• _What the task requires_
The data below should be restated word for word, with every picture omitted.

Extracted records:
:::::
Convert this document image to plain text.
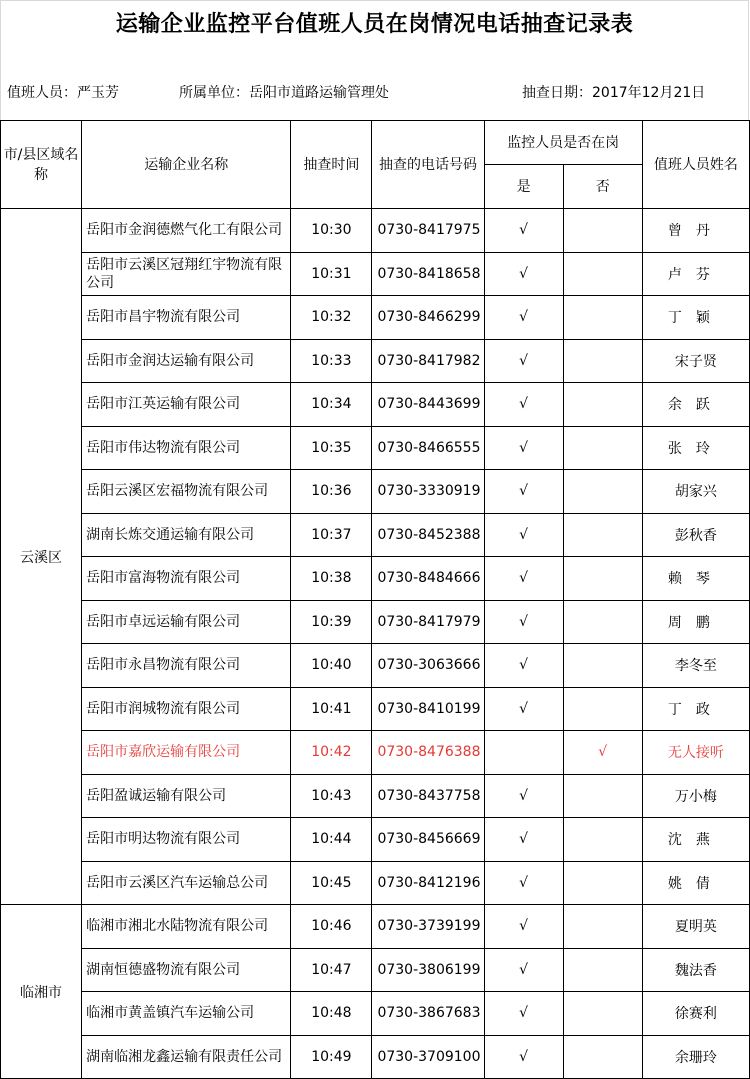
运输企业监控平台值班人员在岗情况电话抽查记录表
值班人员：严玉芳	所属单位：岳阳市道路运输管理处	抽查日期：2017年12月21日
市/县区域名称	运输企业名称	抽查时间	抽查的电话号码	监控人员是否在岗		值班人员姓名
				是	否	
云溪区	岳阳市金润德燃气化工有限公司	10:30	0730-8417975	√		曾丹
	岳阳市云溪区冠翔红宇物流有限公司	10:31	0730-8418658	√		卢芬
	岳阳市昌宇物流有限公司	10:32	0730-8466299	√		丁颖
	岳阳市金润达运输有限公司	10:33	0730-8417982	√		宋子贤
	岳阳市江英运输有限公司	10:34	0730-8443699	√		余跃
	岳阳市伟达物流有限公司	10:35	0730-8466555	√		张玲
	岳阳云溪区宏福物流有限公司	10:36	0730-3330919	√		胡家兴
	湖南长炼交通运输有限公司	10:37	0730-8452388	√		彭秋香
	岳阳市富海物流有限公司	10:38	0730-8484666	√		赖琴
	岳阳市卓远运输有限公司	10:39	0730-8417979	√		周鹏
	岳阳市永昌物流有限公司	10:40	0730-3063666	√		李冬至
	岳阳市润城物流有限公司	10:41	0730-8410199	√		丁政
	岳阳市嘉欣运输有限公司	10:42	0730-8476388		√	无人接听
	岳阳盈诚运输有限公司	10:43	0730-8437758	√		万小梅
	岳阳市明达物流有限公司	10:44	0730-8456669	√		沈燕
	岳阳市云溪区汽车运输总公司	10:45	0730-8412196	√		姚倩
临湘市	临湘市湘北水陆物流有限公司	10:46	0730-3739199	√		夏明英
	湖南恒德盛物流有限公司	10:47	0730-3806199	√		魏法香
	临湘市黄盖镇汽车运输公司	10:48	0730-3867683	√		徐赛利
	湖南临湘龙鑫运输有限责任公司	10:49	0730-3709100	√		余珊玲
:::::
• _Task output_
Convert this document image to plain text.
运输企业监控平台值班人员在岗情况电话抽查记录表
值班人员：严玉芳	所属单位：岳阳市道路运输管理处	抽查日期：2017年12月21日
市/县区域名称	运输企业名称	抽查时间	抽查的电话号码	监控人员是否在岗		值班人员姓名
				是	否	
云溪区	岳阳市金润德燃气化工有限公司	10:30	0730-8417975	√		曾丹
	岳阳市云溪区冠翔红宇物流有限公司	10:31	0730-8418658	√		卢芬
	岳阳市昌宇物流有限公司	10:32	0730-8466299	√		丁颖
	岳阳市金润达运输有限公司	10:33	0730-8417982	√		宋子贤
	岳阳市江英运输有限公司	10:34	0730-8443699	√		余跃
	岳阳市伟达物流有限公司	10:35	0730-8466555	√		张玲
	岳阳云溪区宏福物流有限公司	10:36	0730-3330919	√		胡家兴
	湖南长炼交通运输有限公司	10:37	0730-8452388	√		彭秋香
	岳阳市富海物流有限公司	10:38	0730-8484666	√		赖琴
	岳阳市卓远运输有限公司	10:39	0730-8417979	√		周鹏
	岳阳市永昌物流有限公司	10:40	0730-3063666	√		李冬至
	岳阳市润城物流有限公司	10:41	0730-8410199	√		丁政
	岳阳市嘉欣运输有限公司	10:42	0730-8476388		√	无人接听
	岳阳盈诚运输有限公司	10:43	0730-8437758	√		万小梅
	岳阳市明达物流有限公司	10:44	0730-8456669	√		沈燕
	岳阳市云溪区汽车运输总公司	10:45	0730-8412196	√		姚倩
临湘市	临湘市湘北水陆物流有限公司	10:46	0730-3739199	√		夏明英
	湖南恒德盛物流有限公司	10:47	0730-3806199	√		魏法香
	临湘市黄盖镇汽车运输公司	10:48	0730-3867683	√		徐赛利
	湖南临湘龙鑫运输有限责任公司	10:49	0730-3709100	√		余珊玲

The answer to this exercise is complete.